# EXERCISE DETAILS:
Provide the records once more, identical to the original.

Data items
* start *

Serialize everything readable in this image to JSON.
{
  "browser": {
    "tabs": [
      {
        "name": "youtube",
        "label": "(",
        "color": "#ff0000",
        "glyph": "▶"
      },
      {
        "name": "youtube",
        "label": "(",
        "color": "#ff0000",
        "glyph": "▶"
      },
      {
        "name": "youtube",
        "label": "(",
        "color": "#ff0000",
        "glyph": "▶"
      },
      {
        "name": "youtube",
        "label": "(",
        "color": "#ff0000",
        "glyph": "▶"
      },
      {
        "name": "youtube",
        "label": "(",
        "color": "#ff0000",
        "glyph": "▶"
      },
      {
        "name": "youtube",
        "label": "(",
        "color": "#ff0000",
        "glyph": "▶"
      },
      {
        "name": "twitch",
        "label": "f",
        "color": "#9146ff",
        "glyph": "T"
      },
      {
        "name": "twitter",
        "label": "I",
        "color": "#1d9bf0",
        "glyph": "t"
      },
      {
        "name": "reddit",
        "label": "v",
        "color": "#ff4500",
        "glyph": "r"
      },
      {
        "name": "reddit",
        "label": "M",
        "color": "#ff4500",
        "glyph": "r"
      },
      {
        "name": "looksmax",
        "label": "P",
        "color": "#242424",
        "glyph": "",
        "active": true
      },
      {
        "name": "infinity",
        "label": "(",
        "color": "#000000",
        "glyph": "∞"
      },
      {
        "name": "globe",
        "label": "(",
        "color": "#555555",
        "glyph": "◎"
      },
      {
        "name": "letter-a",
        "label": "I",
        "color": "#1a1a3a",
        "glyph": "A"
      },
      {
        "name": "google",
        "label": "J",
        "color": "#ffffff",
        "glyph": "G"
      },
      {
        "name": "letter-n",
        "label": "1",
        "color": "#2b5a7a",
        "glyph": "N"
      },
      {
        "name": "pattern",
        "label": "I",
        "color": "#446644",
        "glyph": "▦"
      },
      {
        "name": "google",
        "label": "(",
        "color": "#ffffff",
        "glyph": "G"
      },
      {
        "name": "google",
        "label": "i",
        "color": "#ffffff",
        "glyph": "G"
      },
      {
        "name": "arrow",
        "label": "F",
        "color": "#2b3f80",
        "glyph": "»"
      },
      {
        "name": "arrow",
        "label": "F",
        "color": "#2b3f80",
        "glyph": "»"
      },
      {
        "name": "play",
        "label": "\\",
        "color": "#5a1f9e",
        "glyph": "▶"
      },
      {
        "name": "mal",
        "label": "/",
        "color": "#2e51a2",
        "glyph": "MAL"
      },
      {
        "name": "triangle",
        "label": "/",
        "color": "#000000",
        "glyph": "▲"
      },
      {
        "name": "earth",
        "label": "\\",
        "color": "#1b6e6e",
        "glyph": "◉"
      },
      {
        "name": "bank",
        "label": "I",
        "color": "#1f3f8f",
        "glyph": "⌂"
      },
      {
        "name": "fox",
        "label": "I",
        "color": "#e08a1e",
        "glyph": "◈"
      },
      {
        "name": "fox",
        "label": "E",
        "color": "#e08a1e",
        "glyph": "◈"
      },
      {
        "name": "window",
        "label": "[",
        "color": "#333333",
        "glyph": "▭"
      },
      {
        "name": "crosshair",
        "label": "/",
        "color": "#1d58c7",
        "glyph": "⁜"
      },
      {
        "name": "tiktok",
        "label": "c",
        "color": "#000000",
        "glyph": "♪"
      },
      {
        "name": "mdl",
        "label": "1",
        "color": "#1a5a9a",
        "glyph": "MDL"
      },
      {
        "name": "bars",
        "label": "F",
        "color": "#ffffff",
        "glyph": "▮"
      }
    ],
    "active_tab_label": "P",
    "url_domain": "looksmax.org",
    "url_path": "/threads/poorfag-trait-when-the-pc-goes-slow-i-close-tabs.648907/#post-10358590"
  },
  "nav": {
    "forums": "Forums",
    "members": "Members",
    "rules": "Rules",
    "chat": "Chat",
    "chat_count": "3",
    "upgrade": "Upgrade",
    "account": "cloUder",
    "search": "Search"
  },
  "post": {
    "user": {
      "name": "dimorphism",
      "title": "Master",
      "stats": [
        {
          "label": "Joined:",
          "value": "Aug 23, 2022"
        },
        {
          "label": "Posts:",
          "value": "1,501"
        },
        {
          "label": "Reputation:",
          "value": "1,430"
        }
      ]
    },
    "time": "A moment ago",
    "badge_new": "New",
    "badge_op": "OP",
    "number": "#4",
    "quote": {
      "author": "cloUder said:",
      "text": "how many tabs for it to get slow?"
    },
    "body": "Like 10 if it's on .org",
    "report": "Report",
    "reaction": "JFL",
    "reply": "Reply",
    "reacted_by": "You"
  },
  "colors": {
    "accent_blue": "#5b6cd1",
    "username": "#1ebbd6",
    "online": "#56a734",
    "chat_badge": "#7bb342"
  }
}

* end *

# COMPLETED TASK:
Serialize everything readable in this image to JSON.
{
  "browser": {
    "tabs": [
      {
        "name": "youtube",
        "label": "(",
        "color": "#ff0000",
        "glyph": "▶"
      },
      {
        "name": "youtube",
        "label": "(",
        "color": "#ff0000",
        "glyph": "▶"
      },
      {
        "name": "youtube",
        "label": "(",
        "color": "#ff0000",
        "glyph": "▶"
      },
      {
        "name": "youtube",
        "label": "(",
        "color": "#ff0000",
        "glyph": "▶"
      },
      {
        "name": "youtube",
        "label": "(",
        "color": "#ff0000",
        "glyph": "▶"
      },
      {
        "name": "youtube",
        "label": "(",
        "color": "#ff0000",
        "glyph": "▶"
      },
      {
        "name": "twitch",
        "label": "f",
        "color": "#9146ff",
        "glyph": "T"
      },
      {
        "name": "twitter",
        "label": "I",
        "color": "#1d9bf0",
        "glyph": "t"
      },
      {
        "name": "reddit",
        "label": "v",
        "color": "#ff4500",
        "glyph": "r"
      },
      {
        "name": "reddit",
        "label": "M",
        "color": "#ff4500",
        "glyph": "r"
      },
      {
        "name": "looksmax",
        "label": "P",
        "color": "#242424",
        "glyph": "",
        "active": true
      },
      {
        "name": "infinity",
        "label": "(",
        "color": "#000000",
        "glyph": "∞"
      },
      {
        "name": "globe",
        "label": "(",
        "color": "#555555",
        "glyph": "◎"
      },
      {
        "name": "letter-a",
        "label": "I",
        "color": "#1a1a3a",
        "glyph": "A"
      },
      {
        "name": "google",
        "label": "J",
        "color": "#ffffff",
        "glyph": "G"
      },
      {
        "name": "letter-n",
        "label": "1",
        "color": "#2b5a7a",
        "glyph": "N"
      },
      {
        "name": "pattern",
        "label": "I",
        "color": "#446644",
        "glyph": "▦"
      },
      {
        "name": "google",
        "label": "(",
        "color": "#ffffff",
        "glyph": "G"
      },
      {
        "name": "google",
        "label": "i",
        "color": "#ffffff",
        "glyph": "G"
      },
      {
        "name": "arrow",
        "label": "F",
        "color": "#2b3f80",
        "glyph": "»"
      },
      {
        "name": "arrow",
        "label": "F",
        "color": "#2b3f80",
        "glyph": "»"
      },
      {
        "name": "play",
        "label": "\\",
        "color": "#5a1f9e",
        "glyph": "▶"
      },
      {
        "name": "mal",
        "label": "/",
        "color": "#2e51a2",
        "glyph": "MAL"
      },
      {
        "name": "triangle",
        "label": "/",
        "color": "#000000",
        "glyph": "▲"
      },
      {
        "name": "earth",
        "label": "\\",
        "color": "#1b6e6e",
        "glyph": "◉"
      },
      {
        "name": "bank",
        "label": "I",
        "color": "#1f3f8f",
        "glyph": "⌂"
      },
      {
        "name": "fox",
        "label": "I",
        "color": "#e08a1e",
        "glyph": "◈"
      },
      {
        "name": "fox",
        "label": "E",
        "color": "#e08a1e",
        "glyph": "◈"
      },
      {
        "name": "window",
        "label": "[",
        "color": "#333333",
        "glyph": "▭"
      },
      {
        "name": "crosshair",
        "label": "/",
        "color": "#1d58c7",
        "glyph": "⁜"
      },
      {
        "name": "tiktok",
        "label": "c",
        "color": "#000000",
        "glyph": "♪"
      },
      {
        "name": "mdl",
        "label": "1",
        "color": "#1a5a9a",
        "glyph": "MDL"
      },
      {
        "name": "bars",
        "label": "F",
        "color": "#ffffff",
        "glyph": "▮"
      }
    ],
    "active_tab_label": "P",
    "url_domain": "looksmax.org",
    "url_path": "/threads/poorfag-trait-when-the-pc-goes-slow-i-close-tabs.648907/#post-10358590"
  },
  "nav": {
    "forums": "Forums",
    "members": "Members",
    "rules": "Rules",
    "chat": "Chat",
    "chat_count": "3",
    "upgrade": "Upgrade",
    "account": "cloUder",
    "search": "Search"
  },
  "post": {
    "user": {
      "name": "dimorphism",
      "title": "Master",
      "stats": [
        {
          "label": "Joined:",
          "value": "Aug 23, 2022"
        },
        {
          "label": "Posts:",
          "value": "1,501"
        },
        {
          "label": "Reputation:",
          "value": "1,430"
        }
      ]
    },
    "time": "A moment ago",
    "badge_new": "New",
    "badge_op": "OP",
    "number": "#4",
    "quote": {
      "author": "cloUder said:",
      "text": "how many tabs for it to get slow?"
    },
    "body": "Like 10 if it's on .org",
    "report": "Report",
    "reaction": "JFL",
    "reply": "Reply",
    "reacted_by": "You"
  },
  "colors": {
    "accent_blue": "#5b6cd1",
    "username": "#1ebbd6",
    "online": "#56a734",
    "chat_badge": "#7bb342"
  }
}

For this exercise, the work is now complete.